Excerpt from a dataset
+ + + +

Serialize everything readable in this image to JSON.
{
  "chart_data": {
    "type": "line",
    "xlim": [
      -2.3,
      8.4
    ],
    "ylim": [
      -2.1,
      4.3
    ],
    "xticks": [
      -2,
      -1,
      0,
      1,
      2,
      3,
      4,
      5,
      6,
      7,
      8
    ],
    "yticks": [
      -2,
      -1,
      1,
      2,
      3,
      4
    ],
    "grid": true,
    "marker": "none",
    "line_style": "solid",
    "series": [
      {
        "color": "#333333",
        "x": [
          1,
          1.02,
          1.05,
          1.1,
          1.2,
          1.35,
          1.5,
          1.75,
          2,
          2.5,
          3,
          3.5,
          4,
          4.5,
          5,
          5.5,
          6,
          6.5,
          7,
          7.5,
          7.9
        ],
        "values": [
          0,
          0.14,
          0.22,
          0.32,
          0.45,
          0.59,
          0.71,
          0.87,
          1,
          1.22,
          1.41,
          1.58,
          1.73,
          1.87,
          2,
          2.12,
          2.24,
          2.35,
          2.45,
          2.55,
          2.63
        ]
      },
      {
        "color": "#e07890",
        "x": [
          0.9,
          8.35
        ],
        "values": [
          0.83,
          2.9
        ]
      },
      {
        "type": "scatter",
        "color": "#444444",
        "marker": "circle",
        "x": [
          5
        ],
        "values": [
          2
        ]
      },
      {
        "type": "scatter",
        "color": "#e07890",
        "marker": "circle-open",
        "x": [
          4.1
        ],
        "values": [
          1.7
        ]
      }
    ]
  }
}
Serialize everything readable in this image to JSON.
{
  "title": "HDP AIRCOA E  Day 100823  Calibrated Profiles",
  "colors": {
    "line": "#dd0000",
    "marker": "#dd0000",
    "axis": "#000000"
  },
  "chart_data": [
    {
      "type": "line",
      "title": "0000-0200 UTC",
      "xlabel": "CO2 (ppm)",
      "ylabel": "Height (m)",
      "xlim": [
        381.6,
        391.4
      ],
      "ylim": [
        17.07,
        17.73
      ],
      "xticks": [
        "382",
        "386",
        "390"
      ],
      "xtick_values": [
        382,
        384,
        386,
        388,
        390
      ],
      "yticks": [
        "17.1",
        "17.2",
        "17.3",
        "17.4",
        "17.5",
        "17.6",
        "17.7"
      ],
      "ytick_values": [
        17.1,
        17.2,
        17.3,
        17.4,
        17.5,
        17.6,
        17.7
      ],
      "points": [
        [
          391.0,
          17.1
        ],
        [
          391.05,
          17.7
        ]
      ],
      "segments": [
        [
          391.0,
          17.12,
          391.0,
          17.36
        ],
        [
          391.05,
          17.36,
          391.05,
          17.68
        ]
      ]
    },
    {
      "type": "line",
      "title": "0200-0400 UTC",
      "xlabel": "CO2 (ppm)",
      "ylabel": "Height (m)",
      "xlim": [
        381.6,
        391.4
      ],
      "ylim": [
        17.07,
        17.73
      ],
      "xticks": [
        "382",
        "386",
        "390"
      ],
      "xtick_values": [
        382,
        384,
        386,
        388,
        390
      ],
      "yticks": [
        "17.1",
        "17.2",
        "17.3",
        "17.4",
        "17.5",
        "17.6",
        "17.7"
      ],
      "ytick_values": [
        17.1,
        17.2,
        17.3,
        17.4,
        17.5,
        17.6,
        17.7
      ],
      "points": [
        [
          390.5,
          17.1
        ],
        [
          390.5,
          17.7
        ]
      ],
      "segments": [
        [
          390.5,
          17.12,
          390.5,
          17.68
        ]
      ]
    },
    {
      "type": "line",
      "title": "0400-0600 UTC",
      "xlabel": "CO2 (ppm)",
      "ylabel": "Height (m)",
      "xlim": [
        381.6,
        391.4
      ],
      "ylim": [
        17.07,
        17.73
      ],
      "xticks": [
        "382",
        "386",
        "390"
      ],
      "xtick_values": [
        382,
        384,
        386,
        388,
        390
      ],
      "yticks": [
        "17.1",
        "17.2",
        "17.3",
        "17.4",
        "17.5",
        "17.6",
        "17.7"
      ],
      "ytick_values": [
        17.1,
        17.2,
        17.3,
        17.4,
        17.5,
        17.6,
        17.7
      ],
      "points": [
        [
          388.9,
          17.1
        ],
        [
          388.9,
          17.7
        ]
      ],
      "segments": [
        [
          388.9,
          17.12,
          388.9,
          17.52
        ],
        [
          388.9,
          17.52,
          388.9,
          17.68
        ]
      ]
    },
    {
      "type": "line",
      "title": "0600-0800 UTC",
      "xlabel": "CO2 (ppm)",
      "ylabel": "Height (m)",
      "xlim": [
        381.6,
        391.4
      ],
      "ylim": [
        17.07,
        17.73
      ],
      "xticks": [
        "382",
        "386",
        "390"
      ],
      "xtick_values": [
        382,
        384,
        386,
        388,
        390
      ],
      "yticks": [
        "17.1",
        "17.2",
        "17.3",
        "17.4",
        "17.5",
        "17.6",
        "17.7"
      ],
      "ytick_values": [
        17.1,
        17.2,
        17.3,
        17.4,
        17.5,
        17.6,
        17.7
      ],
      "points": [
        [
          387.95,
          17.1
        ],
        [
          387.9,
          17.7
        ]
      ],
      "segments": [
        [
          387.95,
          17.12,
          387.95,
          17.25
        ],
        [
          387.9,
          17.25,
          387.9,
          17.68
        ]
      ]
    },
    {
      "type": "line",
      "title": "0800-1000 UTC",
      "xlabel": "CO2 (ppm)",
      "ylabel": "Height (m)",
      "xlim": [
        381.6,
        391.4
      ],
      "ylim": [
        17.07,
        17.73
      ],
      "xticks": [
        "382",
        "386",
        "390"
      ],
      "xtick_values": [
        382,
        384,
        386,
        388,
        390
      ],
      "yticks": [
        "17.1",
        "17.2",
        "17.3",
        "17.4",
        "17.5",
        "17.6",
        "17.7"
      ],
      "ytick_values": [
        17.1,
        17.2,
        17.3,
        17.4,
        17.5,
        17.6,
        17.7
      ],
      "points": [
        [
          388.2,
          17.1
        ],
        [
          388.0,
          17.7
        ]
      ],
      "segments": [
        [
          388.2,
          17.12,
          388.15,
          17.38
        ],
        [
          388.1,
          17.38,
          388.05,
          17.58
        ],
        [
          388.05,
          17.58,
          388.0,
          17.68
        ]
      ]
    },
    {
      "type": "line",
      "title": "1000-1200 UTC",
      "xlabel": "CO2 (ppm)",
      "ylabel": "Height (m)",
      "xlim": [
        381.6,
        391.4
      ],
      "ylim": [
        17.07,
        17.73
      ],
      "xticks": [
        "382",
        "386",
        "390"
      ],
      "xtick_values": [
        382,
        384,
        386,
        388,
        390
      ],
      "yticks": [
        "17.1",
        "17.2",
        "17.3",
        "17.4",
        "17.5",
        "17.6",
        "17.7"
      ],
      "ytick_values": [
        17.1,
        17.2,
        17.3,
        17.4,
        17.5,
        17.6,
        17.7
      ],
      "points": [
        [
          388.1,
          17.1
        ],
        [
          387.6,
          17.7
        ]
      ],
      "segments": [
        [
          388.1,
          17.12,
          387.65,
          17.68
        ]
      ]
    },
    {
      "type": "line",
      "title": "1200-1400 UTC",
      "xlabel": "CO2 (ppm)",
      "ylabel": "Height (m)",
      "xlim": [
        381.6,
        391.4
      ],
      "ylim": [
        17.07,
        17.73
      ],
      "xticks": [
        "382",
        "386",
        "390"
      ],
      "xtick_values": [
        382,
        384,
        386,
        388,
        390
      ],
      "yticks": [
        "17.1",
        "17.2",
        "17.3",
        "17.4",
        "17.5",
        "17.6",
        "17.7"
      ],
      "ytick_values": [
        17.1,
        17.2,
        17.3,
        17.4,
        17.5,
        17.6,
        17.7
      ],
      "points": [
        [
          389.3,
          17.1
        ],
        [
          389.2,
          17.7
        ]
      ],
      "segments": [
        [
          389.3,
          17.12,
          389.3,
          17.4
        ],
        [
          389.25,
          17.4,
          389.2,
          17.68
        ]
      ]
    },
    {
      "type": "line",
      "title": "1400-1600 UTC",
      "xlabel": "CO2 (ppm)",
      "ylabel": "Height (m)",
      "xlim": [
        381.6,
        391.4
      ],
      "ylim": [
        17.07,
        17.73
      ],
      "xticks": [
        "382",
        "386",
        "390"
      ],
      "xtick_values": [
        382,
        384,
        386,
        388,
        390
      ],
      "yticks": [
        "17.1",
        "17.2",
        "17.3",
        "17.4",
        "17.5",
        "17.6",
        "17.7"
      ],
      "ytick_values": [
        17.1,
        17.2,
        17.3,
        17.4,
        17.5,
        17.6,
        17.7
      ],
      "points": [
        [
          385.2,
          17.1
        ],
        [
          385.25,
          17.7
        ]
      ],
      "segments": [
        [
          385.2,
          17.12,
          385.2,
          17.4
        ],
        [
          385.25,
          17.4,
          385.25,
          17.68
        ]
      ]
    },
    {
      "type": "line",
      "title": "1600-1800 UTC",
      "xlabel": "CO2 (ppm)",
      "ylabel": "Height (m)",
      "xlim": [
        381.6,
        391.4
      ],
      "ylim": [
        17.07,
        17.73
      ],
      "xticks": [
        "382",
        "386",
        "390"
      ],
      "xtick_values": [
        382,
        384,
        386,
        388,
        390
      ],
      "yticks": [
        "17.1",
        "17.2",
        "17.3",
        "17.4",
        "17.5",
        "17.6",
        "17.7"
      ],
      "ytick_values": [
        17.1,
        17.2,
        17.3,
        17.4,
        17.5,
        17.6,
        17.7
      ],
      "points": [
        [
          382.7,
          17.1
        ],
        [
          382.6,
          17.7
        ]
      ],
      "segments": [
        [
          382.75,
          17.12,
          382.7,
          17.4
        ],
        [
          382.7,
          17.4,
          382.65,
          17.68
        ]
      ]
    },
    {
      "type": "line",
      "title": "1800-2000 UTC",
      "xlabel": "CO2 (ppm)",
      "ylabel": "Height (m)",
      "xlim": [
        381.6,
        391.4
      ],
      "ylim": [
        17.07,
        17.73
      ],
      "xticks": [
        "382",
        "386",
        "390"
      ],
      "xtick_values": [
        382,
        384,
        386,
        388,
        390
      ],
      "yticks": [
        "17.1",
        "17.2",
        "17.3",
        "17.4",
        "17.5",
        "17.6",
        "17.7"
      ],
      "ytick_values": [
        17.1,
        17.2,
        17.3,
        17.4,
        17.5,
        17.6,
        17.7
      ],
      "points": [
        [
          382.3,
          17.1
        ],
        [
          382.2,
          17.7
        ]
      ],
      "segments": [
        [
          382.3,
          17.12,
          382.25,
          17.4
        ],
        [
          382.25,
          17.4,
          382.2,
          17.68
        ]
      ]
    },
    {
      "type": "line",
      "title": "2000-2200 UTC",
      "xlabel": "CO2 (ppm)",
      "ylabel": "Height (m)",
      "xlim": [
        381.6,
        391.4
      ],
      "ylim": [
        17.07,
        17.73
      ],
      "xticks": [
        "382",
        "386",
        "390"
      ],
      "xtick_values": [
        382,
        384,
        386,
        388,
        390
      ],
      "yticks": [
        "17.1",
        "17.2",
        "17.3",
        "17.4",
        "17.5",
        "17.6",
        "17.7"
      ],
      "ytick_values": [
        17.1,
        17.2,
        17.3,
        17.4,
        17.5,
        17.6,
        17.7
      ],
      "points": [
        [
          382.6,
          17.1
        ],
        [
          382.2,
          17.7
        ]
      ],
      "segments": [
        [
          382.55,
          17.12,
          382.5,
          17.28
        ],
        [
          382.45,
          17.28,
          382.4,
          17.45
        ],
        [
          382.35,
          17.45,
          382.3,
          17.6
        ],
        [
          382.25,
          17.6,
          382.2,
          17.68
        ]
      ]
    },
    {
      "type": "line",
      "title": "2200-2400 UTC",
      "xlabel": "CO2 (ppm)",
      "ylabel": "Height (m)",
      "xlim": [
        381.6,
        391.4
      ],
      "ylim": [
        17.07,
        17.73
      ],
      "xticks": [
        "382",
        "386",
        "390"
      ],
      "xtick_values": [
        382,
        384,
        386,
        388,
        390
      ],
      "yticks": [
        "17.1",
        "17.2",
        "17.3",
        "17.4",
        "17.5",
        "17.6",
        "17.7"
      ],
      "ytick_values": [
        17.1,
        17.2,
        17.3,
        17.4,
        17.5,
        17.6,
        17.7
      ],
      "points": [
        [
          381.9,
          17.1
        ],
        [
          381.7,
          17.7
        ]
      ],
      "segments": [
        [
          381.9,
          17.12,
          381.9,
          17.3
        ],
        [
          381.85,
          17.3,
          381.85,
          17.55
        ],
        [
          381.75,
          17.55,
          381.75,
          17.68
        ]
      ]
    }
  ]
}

+ + + +

* EXERCISE GOAL:
From the data above, gather every line that includes the word "marker".

* ANSWER FOR THE TASK:
    "marker": "none",
        "marker": "circle",
        "marker": "circle-open",
    "marker": "#dd0000",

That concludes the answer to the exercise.